**What needs to be done:** Below is a block of records; reproduce all of them exactly and leave out any pictures.

**Data lines:**
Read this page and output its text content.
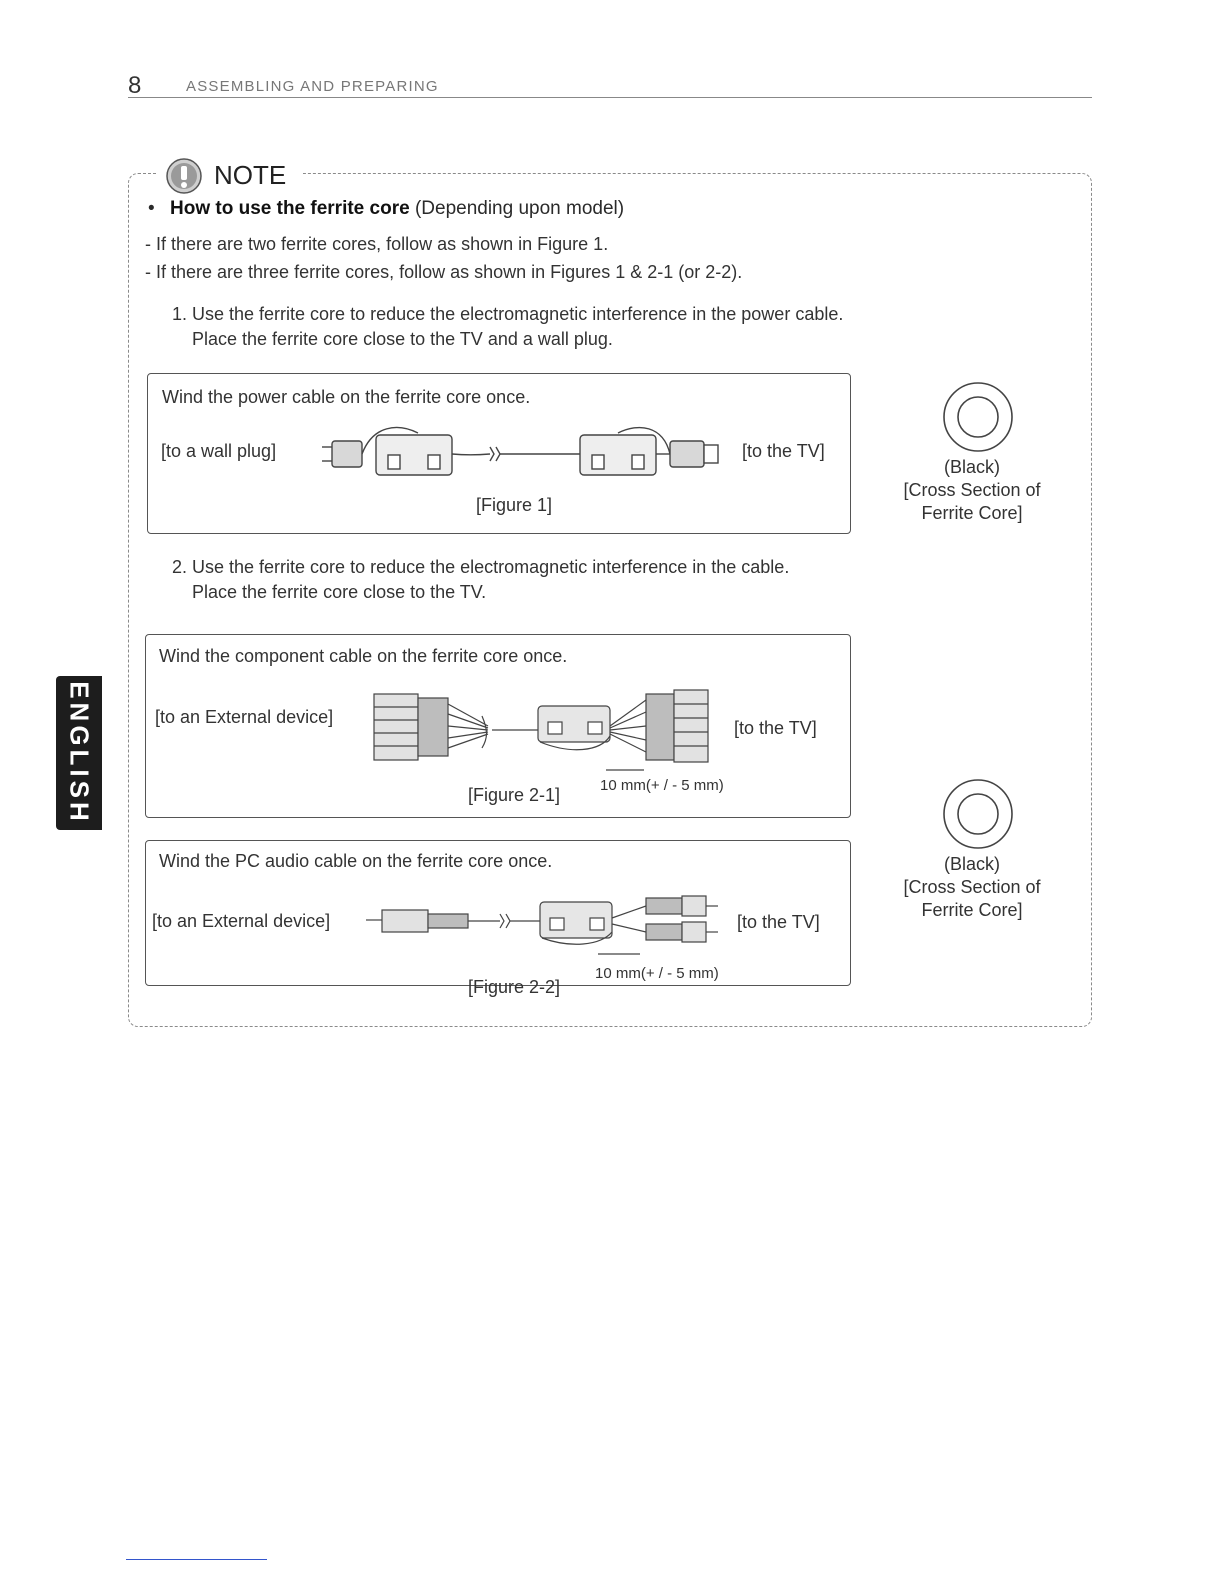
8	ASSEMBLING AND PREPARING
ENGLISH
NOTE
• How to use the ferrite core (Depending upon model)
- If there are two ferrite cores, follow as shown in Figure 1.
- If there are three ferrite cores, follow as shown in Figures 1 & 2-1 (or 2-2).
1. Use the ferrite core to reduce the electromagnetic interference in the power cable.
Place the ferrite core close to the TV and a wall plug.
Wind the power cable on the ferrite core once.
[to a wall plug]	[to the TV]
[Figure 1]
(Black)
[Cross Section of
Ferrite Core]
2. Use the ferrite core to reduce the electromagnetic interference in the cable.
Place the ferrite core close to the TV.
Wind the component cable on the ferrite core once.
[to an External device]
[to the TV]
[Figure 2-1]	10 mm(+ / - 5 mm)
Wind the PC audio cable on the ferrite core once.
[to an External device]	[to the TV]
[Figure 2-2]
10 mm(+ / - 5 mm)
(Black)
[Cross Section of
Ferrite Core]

**Result of the exercise:**
Read this page and output its text content.
8	ASSEMBLING AND PREPARING
ENGLISH
NOTE
• How to use the ferrite core (Depending upon model)
- If there are two ferrite cores, follow as shown in Figure 1.
- If there are three ferrite cores, follow as shown in Figures 1 & 2-1 (or 2-2).
1. Use the ferrite core to reduce the electromagnetic interference in the power cable.
Place the ferrite core close to the TV and a wall plug.
Wind the power cable on the ferrite core once.
[to a wall plug]	[to the TV]
[Figure 1]
(Black)
[Cross Section of
Ferrite Core]
2. Use the ferrite core to reduce the electromagnetic interference in the cable.
Place the ferrite core close to the TV.
Wind the component cable on the ferrite core once.
[to an External device]
[to the TV]
[Figure 2-1]	10 mm(+ / - 5 mm)
Wind the PC audio cable on the ferrite core once.
[to an External device]	[to the TV]
[Figure 2-2]
10 mm(+ / - 5 mm)
(Black)
[Cross Section of
Ferrite Core]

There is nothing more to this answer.